What is expected —
Return all lines in the material below that contain "Внутренний".
● ● ● ● ●
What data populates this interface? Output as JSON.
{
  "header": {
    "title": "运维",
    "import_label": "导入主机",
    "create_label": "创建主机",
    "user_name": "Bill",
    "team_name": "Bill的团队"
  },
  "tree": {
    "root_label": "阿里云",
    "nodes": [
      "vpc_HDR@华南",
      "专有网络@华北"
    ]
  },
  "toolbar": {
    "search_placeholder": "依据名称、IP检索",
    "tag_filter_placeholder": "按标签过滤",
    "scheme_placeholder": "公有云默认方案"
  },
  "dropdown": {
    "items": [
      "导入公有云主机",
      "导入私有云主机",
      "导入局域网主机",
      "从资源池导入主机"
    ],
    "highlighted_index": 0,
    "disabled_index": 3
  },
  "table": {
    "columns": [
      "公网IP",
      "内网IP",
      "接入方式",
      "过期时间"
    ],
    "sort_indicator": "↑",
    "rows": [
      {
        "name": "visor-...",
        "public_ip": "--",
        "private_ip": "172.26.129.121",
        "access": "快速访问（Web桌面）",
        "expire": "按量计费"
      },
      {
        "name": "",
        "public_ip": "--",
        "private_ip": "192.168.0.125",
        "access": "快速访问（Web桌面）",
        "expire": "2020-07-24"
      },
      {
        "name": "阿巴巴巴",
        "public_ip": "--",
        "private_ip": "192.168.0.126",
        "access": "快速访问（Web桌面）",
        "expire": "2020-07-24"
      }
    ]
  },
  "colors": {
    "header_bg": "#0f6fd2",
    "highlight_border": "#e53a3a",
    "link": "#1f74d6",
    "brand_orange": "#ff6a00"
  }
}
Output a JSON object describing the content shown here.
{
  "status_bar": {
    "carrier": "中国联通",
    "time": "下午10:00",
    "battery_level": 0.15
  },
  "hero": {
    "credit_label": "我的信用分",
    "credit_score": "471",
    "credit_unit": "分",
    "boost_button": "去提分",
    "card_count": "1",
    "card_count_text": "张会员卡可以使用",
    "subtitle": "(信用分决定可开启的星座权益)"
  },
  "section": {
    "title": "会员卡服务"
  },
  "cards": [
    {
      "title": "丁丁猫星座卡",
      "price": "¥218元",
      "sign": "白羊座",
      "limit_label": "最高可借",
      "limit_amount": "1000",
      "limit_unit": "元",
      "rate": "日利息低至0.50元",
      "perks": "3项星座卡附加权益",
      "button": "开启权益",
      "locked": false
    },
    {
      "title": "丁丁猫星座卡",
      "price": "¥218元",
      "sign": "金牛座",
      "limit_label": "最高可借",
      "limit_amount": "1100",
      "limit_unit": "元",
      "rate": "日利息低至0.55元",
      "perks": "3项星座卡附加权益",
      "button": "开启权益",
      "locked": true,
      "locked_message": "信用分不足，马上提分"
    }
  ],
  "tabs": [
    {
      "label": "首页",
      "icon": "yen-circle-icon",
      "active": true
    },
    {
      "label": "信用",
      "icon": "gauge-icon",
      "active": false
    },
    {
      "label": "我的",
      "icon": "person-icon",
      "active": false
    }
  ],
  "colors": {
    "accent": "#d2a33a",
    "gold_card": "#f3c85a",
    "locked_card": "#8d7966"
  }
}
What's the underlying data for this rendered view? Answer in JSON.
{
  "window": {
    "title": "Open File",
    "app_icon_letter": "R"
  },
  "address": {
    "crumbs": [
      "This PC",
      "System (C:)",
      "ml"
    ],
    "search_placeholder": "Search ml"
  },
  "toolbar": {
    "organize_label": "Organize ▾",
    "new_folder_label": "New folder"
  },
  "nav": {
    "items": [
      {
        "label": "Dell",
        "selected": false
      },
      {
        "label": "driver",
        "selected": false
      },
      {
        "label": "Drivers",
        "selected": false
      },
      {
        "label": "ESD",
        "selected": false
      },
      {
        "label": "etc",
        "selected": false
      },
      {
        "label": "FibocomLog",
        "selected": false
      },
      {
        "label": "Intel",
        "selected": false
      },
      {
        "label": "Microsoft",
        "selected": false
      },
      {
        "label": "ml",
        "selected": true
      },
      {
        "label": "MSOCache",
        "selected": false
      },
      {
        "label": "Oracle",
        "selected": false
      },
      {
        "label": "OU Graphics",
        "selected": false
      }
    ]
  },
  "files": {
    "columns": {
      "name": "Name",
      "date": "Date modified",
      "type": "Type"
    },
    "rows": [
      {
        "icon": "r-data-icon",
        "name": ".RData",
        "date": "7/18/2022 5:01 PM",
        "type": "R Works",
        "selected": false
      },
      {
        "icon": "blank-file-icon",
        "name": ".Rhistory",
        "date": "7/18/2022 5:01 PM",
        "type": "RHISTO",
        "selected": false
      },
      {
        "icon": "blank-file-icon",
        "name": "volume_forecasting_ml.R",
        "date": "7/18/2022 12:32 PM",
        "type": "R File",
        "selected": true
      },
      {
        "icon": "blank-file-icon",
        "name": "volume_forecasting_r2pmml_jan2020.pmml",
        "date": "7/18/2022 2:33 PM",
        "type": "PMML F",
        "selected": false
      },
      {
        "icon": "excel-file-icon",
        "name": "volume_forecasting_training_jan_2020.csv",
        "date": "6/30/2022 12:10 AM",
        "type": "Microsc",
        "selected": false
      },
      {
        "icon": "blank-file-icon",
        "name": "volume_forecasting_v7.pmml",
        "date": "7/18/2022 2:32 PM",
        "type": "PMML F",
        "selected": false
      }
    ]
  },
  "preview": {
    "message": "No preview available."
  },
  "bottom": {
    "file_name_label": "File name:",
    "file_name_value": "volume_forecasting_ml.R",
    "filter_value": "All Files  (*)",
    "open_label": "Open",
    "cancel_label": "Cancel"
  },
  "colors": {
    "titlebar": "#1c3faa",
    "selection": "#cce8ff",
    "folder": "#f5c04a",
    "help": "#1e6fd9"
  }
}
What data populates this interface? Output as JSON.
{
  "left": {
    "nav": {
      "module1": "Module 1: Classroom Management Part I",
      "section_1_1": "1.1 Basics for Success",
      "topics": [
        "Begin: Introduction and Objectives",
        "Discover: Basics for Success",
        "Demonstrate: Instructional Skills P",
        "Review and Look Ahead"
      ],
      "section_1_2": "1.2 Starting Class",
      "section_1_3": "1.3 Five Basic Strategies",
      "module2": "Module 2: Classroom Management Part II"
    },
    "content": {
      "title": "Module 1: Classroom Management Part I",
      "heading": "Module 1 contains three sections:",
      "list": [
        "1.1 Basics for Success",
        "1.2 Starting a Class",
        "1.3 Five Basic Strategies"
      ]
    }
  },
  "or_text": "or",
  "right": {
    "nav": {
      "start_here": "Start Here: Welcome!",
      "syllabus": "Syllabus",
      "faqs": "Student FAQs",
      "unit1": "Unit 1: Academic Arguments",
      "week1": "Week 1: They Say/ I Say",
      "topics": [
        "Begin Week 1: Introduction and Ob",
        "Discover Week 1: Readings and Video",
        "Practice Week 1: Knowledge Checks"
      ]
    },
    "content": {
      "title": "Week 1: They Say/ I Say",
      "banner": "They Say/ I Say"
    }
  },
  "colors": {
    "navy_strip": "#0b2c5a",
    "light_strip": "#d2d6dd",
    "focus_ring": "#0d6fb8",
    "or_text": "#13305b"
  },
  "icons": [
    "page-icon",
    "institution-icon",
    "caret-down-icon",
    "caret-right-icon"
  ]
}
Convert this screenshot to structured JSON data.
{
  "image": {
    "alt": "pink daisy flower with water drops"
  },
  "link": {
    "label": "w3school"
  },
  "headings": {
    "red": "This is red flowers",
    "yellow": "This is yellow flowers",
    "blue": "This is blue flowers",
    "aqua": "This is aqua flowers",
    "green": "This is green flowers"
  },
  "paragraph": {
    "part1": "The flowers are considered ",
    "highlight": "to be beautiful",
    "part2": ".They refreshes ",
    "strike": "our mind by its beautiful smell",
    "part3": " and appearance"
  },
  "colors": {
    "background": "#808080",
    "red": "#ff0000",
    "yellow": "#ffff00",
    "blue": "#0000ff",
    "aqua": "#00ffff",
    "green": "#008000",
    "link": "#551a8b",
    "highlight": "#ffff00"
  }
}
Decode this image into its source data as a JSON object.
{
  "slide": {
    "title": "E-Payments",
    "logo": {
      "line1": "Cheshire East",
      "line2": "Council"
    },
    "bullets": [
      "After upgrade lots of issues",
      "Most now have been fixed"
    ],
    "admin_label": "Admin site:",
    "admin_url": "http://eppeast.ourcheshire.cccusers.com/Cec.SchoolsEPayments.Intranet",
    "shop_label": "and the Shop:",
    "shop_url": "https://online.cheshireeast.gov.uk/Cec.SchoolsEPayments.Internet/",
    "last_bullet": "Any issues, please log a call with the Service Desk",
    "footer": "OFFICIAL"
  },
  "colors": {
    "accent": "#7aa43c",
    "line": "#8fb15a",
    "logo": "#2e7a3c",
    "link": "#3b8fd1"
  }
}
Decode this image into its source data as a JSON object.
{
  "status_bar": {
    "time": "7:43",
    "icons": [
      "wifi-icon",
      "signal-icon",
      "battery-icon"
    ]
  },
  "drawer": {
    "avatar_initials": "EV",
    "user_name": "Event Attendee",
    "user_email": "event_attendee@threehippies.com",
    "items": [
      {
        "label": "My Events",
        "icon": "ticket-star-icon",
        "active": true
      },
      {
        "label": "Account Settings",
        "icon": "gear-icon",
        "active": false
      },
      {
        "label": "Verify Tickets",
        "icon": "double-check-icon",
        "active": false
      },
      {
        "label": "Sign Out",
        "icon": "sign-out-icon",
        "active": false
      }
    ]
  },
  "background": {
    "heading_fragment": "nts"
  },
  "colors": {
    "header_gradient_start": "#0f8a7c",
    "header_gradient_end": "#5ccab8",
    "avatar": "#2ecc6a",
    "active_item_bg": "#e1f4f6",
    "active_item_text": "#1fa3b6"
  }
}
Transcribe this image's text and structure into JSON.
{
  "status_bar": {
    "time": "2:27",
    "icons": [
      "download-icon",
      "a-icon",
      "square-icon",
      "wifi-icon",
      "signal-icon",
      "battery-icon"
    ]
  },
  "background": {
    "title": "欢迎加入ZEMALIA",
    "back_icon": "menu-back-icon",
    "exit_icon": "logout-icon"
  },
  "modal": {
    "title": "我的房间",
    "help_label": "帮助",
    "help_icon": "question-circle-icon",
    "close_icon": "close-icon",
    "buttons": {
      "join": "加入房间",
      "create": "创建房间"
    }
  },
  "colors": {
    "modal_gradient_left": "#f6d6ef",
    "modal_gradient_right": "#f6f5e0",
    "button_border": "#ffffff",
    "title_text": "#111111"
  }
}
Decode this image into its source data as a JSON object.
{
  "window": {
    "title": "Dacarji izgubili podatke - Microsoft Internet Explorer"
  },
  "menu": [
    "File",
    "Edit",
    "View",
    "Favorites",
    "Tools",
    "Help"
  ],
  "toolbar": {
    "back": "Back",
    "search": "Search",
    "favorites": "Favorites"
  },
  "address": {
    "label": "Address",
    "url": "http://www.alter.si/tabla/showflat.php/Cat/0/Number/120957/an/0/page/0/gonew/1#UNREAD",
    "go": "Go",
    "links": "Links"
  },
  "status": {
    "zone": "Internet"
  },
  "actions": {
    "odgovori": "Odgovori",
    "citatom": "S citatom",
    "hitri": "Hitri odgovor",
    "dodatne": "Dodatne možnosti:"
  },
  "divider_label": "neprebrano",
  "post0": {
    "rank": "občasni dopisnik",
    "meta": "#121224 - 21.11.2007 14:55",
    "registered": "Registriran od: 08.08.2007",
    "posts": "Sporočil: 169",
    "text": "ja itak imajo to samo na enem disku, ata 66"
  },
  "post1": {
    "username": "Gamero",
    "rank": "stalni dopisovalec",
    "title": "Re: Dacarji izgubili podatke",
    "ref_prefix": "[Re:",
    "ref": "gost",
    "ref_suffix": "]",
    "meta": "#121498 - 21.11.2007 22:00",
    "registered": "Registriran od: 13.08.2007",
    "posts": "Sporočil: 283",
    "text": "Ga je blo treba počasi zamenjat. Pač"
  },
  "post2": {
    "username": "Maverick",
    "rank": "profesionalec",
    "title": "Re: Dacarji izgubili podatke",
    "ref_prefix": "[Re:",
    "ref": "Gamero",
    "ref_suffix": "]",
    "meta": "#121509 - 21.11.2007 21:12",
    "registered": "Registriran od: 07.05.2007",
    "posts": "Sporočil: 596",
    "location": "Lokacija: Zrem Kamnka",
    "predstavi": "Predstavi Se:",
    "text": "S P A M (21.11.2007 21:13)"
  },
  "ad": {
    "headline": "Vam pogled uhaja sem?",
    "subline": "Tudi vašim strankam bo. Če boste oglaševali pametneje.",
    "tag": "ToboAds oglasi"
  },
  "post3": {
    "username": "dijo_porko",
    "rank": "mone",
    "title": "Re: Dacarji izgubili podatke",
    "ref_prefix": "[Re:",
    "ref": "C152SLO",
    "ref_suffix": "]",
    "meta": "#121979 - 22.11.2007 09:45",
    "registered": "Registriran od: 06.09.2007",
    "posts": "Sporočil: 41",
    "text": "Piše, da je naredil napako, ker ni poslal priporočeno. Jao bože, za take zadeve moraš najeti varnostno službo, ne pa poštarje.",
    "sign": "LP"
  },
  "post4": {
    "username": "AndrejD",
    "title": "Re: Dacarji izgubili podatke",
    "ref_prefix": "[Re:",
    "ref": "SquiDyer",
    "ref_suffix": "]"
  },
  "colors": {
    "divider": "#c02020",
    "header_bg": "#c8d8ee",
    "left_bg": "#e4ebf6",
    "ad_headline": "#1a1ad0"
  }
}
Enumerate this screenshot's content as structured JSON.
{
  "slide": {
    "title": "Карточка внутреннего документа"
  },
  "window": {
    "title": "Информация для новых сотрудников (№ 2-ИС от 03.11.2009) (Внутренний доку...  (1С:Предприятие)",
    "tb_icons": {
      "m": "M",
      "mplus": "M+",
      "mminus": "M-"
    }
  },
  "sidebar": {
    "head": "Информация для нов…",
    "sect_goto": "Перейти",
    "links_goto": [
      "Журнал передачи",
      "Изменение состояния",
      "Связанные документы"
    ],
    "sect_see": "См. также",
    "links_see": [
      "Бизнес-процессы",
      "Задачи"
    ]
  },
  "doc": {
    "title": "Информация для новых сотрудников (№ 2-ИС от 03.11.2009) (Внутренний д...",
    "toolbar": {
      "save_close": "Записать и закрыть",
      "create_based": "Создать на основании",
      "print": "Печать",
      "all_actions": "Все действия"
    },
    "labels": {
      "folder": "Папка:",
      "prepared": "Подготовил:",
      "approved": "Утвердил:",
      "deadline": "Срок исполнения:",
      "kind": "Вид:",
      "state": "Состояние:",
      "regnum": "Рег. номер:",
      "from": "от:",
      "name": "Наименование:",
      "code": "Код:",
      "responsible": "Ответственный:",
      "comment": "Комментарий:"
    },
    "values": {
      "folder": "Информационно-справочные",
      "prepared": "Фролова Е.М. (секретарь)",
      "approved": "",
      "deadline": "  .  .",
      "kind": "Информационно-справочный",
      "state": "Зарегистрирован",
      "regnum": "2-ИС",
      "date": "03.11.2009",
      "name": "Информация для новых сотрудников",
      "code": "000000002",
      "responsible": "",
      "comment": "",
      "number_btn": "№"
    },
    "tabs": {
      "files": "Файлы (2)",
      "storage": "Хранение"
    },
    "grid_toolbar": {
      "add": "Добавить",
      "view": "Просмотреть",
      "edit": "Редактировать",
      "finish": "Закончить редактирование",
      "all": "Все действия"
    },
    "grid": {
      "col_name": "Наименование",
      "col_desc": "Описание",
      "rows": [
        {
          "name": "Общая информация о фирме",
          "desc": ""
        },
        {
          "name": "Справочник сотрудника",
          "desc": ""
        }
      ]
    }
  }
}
● ● ● ● ●
Result of the exercise —
    "title": "Информация для новых сотрудников (№ 2-ИС от 03.11.2009) (Внутренний доку...  (1С:Предприятие)",
    "title": "Информация для новых сотрудников (№ 2-ИС от 03.11.2009) (Внутренний д...",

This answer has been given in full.